━━ Data listing ━━
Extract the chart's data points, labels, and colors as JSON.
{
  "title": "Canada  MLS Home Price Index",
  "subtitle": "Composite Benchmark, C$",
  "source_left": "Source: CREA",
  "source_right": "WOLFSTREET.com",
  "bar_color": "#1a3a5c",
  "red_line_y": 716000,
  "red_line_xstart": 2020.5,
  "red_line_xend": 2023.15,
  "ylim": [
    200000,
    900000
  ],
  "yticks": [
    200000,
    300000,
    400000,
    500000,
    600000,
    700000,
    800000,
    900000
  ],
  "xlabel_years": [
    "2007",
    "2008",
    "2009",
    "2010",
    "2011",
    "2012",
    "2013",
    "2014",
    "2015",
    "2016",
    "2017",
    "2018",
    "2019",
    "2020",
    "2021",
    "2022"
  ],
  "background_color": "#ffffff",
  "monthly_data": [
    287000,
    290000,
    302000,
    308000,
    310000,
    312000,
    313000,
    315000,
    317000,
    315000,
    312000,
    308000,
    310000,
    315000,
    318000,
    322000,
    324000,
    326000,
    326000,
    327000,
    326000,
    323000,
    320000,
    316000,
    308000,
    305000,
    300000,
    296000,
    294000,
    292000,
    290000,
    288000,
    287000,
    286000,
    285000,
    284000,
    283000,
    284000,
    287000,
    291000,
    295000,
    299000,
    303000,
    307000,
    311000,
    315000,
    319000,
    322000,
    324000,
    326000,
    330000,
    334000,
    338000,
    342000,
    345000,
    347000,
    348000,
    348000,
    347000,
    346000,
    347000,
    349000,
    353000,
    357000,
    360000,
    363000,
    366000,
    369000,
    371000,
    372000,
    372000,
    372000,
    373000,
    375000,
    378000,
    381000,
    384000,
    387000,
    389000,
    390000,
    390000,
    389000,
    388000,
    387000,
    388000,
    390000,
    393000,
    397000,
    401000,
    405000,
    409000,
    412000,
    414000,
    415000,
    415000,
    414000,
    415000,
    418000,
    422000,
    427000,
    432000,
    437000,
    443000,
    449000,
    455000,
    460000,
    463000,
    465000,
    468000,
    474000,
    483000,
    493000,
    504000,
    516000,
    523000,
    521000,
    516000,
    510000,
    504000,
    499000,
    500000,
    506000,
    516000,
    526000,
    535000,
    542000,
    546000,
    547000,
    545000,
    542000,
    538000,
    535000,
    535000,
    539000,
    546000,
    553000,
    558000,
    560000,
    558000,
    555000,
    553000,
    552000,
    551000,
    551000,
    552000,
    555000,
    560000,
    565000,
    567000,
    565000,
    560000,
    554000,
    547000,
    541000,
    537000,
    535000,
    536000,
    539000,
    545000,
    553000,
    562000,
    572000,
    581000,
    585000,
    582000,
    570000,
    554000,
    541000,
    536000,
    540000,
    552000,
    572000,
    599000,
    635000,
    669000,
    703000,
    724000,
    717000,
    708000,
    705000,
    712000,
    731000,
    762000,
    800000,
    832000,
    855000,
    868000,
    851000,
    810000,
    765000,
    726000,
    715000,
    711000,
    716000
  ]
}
━━━
Each record above should be output again exactly.

__The reply__:
Extract the chart's data points, labels, and colors as JSON.
{
  "title": "Canada  MLS Home Price Index",
  "subtitle": "Composite Benchmark, C$",
  "source_left": "Source: CREA",
  "source_right": "WOLFSTREET.com",
  "bar_color": "#1a3a5c",
  "red_line_y": 716000,
  "red_line_xstart": 2020.5,
  "red_line_xend": 2023.15,
  "ylim": [
    200000,
    900000
  ],
  "yticks": [
    200000,
    300000,
    400000,
    500000,
    600000,
    700000,
    800000,
    900000
  ],
  "xlabel_years": [
    "2007",
    "2008",
    "2009",
    "2010",
    "2011",
    "2012",
    "2013",
    "2014",
    "2015",
    "2016",
    "2017",
    "2018",
    "2019",
    "2020",
    "2021",
    "2022"
  ],
  "background_color": "#ffffff",
  "monthly_data": [
    287000,
    290000,
    302000,
    308000,
    310000,
    312000,
    313000,
    315000,
    317000,
    315000,
    312000,
    308000,
    310000,
    315000,
    318000,
    322000,
    324000,
    326000,
    326000,
    327000,
    326000,
    323000,
    320000,
    316000,
    308000,
    305000,
    300000,
    296000,
    294000,
    292000,
    290000,
    288000,
    287000,
    286000,
    285000,
    284000,
    283000,
    284000,
    287000,
    291000,
    295000,
    299000,
    303000,
    307000,
    311000,
    315000,
    319000,
    322000,
    324000,
    326000,
    330000,
    334000,
    338000,
    342000,
    345000,
    347000,
    348000,
    348000,
    347000,
    346000,
    347000,
    349000,
    353000,
    357000,
    360000,
    363000,
    366000,
    369000,
    371000,
    372000,
    372000,
    372000,
    373000,
    375000,
    378000,
    381000,
    384000,
    387000,
    389000,
    390000,
    390000,
    389000,
    388000,
    387000,
    388000,
    390000,
    393000,
    397000,
    401000,
    405000,
    409000,
    412000,
    414000,
    415000,
    415000,
    414000,
    415000,
    418000,
    422000,
    427000,
    432000,
    437000,
    443000,
    449000,
    455000,
    460000,
    463000,
    465000,
    468000,
    474000,
    483000,
    493000,
    504000,
    516000,
    523000,
    521000,
    516000,
    510000,
    504000,
    499000,
    500000,
    506000,
    516000,
    526000,
    535000,
    542000,
    546000,
    547000,
    545000,
    542000,
    538000,
    535000,
    535000,
    539000,
    546000,
    553000,
    558000,
    560000,
    558000,
    555000,
    553000,
    552000,
    551000,
    551000,
    552000,
    555000,
    560000,
    565000,
    567000,
    565000,
    560000,
    554000,
    547000,
    541000,
    537000,
    535000,
    536000,
    539000,
    545000,
    553000,
    562000,
    572000,
    581000,
    585000,
    582000,
    570000,
    554000,
    541000,
    536000,
    540000,
    552000,
    572000,
    599000,
    635000,
    669000,
    703000,
    724000,
    717000,
    708000,
    705000,
    712000,
    731000,
    762000,
    800000,
    832000,
    855000,
    868000,
    851000,
    810000,
    765000,
    726000,
    715000,
    711000,
    716000
  ]
}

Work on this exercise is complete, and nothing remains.